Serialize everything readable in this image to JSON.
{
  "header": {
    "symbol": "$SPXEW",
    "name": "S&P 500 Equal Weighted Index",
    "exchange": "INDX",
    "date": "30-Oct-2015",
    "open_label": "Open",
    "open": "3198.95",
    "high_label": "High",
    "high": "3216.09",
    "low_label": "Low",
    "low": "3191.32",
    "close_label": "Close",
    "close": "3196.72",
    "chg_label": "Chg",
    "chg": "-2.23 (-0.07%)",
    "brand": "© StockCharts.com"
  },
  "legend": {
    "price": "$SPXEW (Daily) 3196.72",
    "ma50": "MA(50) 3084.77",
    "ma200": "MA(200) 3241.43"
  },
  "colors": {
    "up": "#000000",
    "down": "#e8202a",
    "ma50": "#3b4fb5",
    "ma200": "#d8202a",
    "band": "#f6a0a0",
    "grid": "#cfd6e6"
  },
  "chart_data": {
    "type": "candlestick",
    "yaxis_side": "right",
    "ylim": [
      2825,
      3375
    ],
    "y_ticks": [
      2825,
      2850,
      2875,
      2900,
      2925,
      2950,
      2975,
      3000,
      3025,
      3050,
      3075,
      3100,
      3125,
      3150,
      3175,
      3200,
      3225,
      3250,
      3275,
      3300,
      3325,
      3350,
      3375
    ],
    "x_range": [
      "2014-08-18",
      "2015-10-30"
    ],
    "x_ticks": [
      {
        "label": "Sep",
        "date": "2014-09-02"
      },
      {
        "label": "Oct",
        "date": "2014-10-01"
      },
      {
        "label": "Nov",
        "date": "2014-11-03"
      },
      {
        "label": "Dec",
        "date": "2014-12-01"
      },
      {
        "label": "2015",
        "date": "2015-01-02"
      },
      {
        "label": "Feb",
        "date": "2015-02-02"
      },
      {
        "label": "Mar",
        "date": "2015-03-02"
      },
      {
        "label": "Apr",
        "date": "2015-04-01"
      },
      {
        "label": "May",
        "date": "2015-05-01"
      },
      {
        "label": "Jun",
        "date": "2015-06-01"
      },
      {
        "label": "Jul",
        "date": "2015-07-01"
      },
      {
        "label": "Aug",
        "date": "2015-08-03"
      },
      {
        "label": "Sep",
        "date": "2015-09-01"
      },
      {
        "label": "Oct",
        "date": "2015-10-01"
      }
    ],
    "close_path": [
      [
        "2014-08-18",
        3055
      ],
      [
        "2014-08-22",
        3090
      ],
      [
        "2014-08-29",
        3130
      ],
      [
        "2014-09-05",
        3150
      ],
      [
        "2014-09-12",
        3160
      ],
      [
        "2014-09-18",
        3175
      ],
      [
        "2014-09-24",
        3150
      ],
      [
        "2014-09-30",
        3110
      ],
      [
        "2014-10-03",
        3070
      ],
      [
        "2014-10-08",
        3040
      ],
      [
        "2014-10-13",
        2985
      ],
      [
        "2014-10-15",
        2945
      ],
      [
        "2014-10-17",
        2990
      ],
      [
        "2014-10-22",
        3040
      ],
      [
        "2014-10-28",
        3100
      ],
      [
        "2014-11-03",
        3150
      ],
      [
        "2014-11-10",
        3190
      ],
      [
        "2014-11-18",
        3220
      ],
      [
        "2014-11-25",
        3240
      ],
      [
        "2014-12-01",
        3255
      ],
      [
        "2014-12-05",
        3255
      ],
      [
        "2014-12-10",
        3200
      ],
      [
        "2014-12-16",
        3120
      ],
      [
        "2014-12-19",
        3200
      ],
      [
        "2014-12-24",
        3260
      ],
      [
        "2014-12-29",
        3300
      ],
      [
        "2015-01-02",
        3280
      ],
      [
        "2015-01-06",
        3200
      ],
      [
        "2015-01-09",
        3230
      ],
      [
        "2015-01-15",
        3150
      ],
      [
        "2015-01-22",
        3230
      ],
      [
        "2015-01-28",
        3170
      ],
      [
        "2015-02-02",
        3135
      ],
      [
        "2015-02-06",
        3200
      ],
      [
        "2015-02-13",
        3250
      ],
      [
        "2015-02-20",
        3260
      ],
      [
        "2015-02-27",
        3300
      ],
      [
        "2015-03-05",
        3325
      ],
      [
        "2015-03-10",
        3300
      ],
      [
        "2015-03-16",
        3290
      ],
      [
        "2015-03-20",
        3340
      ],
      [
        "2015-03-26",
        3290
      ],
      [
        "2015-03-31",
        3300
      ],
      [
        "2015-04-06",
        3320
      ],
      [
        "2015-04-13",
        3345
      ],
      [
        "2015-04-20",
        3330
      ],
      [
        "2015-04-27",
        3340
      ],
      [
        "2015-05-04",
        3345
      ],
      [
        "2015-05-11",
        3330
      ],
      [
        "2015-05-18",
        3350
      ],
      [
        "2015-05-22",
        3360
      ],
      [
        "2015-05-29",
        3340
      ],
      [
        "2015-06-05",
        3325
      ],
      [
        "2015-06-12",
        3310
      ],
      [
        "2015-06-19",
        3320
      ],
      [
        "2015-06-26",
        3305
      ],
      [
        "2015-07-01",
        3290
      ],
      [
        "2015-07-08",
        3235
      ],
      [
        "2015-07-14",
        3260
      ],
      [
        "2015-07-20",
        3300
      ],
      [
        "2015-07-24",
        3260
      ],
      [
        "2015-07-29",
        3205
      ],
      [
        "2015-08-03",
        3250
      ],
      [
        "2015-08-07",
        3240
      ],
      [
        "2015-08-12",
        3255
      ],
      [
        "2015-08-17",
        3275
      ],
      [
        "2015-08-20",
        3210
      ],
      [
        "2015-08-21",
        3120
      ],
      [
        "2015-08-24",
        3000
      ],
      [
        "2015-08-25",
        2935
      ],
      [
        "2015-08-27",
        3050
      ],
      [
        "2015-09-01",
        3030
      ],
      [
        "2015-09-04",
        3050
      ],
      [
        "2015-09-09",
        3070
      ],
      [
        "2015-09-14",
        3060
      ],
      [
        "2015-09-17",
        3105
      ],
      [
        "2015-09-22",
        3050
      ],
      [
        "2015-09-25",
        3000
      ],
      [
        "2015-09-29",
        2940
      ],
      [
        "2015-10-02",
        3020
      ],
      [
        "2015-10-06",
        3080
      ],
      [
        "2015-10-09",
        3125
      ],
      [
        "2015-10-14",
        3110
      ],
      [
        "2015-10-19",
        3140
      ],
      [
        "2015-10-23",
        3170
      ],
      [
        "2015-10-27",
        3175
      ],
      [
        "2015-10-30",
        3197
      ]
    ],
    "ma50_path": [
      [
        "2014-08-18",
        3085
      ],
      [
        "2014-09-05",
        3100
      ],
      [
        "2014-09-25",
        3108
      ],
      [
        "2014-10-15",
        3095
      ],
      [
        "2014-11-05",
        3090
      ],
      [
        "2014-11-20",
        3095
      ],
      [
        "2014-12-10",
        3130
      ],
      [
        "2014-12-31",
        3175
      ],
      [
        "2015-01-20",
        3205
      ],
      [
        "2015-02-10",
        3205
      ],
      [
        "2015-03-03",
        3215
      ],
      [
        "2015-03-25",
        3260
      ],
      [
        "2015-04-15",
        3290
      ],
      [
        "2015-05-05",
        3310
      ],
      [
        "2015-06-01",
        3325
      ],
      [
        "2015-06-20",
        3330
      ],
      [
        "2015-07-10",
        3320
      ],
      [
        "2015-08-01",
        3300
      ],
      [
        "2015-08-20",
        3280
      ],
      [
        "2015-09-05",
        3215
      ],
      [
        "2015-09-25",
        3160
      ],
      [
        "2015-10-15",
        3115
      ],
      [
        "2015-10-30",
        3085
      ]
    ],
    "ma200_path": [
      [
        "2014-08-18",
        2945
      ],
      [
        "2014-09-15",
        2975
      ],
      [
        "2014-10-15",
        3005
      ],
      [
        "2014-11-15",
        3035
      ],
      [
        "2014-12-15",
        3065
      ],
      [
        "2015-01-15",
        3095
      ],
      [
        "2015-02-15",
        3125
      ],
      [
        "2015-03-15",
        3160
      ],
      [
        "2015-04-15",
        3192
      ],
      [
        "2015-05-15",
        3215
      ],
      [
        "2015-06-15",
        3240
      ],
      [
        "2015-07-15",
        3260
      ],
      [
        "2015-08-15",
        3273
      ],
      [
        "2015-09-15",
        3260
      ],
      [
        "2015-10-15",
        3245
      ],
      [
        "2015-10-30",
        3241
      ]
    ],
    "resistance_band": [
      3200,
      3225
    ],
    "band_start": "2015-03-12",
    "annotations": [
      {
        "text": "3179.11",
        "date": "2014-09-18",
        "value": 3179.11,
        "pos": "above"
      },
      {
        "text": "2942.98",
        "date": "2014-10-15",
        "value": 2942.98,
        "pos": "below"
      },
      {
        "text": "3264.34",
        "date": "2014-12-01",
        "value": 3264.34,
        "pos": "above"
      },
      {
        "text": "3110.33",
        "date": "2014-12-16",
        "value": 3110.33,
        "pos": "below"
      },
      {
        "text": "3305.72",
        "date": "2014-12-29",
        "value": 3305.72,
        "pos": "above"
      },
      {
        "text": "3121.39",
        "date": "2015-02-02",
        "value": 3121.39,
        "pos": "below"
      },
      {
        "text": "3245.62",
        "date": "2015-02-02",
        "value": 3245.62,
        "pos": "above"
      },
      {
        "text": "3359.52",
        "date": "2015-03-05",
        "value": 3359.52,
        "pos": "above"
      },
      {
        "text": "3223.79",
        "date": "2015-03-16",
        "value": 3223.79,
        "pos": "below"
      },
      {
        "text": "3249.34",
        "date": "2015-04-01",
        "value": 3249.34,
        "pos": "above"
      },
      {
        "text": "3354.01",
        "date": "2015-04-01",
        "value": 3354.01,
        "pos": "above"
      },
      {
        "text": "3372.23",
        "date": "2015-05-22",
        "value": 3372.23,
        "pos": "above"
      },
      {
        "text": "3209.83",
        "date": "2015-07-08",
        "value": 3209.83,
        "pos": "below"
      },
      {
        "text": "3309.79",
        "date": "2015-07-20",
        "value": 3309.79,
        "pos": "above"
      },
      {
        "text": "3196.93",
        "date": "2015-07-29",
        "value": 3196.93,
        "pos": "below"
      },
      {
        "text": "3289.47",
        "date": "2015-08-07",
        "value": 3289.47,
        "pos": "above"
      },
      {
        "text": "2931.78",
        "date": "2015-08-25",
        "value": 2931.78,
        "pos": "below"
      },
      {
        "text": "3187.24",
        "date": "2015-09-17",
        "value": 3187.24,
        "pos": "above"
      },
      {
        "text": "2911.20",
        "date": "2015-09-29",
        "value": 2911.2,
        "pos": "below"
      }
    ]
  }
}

WORK TO BE COMPLETED: Find the lines above that contain the word "SPXEW" and collect them.

FULL OUTPUT:
    "symbol": "$SPXEW",
    "price": "$SPXEW (Daily) 3196.72",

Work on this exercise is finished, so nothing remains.